> **Set problem a**: In the rows below, how many lines contain the string "nflux", counting only matches whose case agrees? Reply with the number alone.

> **Passage given**:
★ ★ ★
FS#10689 - Build mutt against ncurses instead of slang.

Attached to Project: Arch Linux
Opened by Loui Chang (louipc) - Wednesday, 18 June 2008, 20:37 GMT
Last edited by Greg (dolby) - Thursday, 19 June 2008, 12:14 GMT
Task Type Bug Report
Category Packages: Extra
Status Closed
Assigned To Tobias Kieslich (tobias)
Architecture All
Severity Medium
Priority Normal
Reported Version 2007.08-2
Due in Version Undecided
Due Date Undecided
Percent Complete 100%
Votes 2
Private No

Details

I'm not sure whether to put this in a feature request or a bug report,
but I'll stick it to a bug report. Hopefully it'll get more attention.

Here's a few reasons:
* Building mutt against slang seems to cause some quirks with background
and highlighting. (At least for me)
* Ncurses is in core so there's a greater chance people already have it
installed.
* Ncurses seems to be the default build configuration.

I've attached two images of what mutt looks like with slang and with ncurses.
Notice how the highlighting is all broken up by whitespace with slang whereas
highlighting is continuous with ncurses.
This task depends upon

Closed by  Greg (dolby)
Thursday, 19 June 2008, 12:14 GMT
Reason for closing:  Won't fix
Comment by Greg (dolby) - Wednesday, 18 June 2008, 21:02 GMT
Hm that must have happened with latest release to address utf8 issues. AFAIR previous version was much different.
★ ★ ★
> **Provided data**:
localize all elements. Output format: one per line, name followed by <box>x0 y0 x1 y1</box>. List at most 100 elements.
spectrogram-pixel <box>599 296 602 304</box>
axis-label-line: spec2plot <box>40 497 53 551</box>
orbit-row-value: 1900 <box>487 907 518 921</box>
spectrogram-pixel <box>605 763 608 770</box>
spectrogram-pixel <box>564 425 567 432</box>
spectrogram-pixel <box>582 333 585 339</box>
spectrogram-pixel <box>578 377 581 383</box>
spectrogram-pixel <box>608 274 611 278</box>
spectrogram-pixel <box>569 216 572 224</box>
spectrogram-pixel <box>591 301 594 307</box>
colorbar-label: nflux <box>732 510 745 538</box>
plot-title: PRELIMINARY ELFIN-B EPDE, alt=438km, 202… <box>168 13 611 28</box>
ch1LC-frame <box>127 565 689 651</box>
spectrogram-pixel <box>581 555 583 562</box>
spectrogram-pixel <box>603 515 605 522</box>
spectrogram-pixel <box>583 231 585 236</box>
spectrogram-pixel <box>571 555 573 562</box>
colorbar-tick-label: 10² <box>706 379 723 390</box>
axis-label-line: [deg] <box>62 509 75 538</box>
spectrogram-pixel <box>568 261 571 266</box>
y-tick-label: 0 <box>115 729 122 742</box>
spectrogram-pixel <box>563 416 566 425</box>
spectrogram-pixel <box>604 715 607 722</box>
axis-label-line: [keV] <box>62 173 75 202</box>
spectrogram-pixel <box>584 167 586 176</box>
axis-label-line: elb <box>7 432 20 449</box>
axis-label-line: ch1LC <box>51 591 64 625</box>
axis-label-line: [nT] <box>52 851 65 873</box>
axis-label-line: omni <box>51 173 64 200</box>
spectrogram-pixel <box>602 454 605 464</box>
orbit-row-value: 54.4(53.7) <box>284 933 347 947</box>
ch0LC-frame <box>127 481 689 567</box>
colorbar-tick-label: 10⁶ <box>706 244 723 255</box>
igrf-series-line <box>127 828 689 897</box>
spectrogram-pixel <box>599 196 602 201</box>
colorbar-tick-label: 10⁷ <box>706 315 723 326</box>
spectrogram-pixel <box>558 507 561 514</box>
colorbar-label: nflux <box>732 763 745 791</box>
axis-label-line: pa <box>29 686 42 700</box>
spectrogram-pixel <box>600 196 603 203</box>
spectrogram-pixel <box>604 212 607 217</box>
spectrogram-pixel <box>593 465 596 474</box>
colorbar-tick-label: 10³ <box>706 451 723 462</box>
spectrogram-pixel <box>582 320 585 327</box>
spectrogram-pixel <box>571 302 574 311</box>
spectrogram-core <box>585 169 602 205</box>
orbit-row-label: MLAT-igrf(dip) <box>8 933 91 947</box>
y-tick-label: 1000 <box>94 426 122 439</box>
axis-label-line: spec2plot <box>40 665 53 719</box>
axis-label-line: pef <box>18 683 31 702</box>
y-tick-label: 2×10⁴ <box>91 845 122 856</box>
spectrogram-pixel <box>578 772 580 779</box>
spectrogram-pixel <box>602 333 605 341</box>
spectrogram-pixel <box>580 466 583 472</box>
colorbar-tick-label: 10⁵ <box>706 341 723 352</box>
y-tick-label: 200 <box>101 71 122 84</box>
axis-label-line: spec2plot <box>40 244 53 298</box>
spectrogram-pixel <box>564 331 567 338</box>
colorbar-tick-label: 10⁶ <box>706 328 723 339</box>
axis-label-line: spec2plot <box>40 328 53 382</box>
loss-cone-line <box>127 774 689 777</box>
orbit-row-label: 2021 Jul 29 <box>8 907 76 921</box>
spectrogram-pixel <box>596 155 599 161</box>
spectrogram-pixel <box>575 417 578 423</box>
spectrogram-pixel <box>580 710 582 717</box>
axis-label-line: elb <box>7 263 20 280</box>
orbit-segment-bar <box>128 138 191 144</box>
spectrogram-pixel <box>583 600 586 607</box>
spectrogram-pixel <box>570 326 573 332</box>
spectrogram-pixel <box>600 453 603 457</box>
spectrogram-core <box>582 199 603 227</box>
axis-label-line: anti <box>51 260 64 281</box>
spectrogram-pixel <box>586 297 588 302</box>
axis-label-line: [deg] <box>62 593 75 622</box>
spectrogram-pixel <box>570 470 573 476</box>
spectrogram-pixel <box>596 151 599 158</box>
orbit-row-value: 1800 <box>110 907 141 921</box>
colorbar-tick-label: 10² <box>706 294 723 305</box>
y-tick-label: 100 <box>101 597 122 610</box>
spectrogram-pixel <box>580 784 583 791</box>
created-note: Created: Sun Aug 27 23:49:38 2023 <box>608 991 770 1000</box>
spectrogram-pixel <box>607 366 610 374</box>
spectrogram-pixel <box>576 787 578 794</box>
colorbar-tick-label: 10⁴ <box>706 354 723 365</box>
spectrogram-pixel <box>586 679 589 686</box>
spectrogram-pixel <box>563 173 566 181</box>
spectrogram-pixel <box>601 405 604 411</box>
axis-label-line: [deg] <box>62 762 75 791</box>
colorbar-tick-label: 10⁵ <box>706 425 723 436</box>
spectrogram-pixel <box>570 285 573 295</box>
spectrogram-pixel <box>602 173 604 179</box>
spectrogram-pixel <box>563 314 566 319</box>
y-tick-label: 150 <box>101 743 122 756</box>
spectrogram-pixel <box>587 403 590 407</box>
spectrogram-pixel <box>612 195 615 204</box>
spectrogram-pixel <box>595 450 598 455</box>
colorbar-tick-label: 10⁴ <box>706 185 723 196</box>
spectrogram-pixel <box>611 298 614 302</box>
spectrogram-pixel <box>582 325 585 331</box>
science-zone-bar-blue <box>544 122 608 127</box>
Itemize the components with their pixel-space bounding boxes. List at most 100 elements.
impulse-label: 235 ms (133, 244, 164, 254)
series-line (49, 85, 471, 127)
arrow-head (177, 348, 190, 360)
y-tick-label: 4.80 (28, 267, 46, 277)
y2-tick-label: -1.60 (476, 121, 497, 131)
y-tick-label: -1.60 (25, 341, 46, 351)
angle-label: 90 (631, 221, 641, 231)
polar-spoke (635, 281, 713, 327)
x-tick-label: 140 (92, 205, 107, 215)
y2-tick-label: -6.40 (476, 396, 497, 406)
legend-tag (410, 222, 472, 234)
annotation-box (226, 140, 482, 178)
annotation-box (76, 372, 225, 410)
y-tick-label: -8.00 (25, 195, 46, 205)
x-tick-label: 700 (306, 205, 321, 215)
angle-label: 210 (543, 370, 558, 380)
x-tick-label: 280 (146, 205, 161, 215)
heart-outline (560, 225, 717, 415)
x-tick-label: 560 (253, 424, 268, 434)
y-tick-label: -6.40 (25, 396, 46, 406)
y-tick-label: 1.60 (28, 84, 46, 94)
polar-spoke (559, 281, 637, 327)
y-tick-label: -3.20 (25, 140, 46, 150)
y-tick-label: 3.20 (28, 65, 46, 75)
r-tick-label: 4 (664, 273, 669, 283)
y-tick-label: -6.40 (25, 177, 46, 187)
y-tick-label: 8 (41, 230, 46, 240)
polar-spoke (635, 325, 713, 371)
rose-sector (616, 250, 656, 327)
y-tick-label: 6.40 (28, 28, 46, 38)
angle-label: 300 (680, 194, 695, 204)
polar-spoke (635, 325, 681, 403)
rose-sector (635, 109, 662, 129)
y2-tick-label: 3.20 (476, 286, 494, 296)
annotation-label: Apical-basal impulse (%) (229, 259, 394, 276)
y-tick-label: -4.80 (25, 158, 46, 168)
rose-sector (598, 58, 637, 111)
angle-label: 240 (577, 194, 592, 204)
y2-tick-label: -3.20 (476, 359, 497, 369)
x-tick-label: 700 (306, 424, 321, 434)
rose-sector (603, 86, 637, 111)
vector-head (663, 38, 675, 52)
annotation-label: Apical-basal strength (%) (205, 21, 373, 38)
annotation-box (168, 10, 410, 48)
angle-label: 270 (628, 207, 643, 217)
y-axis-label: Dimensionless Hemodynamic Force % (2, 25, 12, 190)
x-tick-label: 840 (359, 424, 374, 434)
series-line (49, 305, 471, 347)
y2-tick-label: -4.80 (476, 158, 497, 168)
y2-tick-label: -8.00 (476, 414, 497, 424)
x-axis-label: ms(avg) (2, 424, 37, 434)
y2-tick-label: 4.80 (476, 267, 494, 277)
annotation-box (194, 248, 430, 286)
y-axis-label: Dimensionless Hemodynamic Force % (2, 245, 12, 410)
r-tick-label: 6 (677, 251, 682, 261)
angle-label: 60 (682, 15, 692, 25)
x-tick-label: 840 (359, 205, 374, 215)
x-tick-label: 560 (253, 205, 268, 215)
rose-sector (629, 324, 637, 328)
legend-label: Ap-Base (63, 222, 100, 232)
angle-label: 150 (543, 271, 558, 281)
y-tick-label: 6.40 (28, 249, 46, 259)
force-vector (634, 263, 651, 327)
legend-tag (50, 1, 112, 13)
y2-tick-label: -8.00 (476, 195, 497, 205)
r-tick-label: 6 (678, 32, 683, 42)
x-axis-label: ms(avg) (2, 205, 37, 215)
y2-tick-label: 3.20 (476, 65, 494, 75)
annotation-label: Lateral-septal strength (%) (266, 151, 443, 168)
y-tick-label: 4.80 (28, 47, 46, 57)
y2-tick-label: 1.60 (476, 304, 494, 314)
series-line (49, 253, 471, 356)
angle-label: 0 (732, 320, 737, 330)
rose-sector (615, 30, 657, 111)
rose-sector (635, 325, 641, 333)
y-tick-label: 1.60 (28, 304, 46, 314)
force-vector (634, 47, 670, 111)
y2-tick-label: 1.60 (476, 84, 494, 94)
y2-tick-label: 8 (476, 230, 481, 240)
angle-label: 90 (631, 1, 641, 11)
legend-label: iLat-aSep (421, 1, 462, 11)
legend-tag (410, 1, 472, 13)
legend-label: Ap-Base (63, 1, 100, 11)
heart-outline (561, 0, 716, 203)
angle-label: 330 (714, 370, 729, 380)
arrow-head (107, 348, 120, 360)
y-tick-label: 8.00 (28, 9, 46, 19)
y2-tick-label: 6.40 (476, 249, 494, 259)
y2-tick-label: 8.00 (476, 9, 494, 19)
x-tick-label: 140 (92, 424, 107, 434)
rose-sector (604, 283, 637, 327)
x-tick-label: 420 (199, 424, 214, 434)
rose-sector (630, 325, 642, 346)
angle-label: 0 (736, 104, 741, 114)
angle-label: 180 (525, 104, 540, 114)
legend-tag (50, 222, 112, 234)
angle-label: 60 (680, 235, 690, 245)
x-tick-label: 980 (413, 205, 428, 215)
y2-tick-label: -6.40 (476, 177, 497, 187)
★ ★ ★
> **Set problem b**: Quote the bug report above, starting with "Attached to Project: Arch" and going on through "Tobias Kieslich (tobias)".

> **Final result a**: 2

> **Final result b**:
Attached to Project: Arch Linux
Opened by Loui Chang (louipc) - Wednesday, 18 June 2008, 20:37 GMT
Last edited by Greg (dolby) - Thursday, 19 June 2008, 12:14 GMT
Task Type Bug Report
Category Packages: Extra
Status Closed
Assigned To Tobias Kieslich (tobias)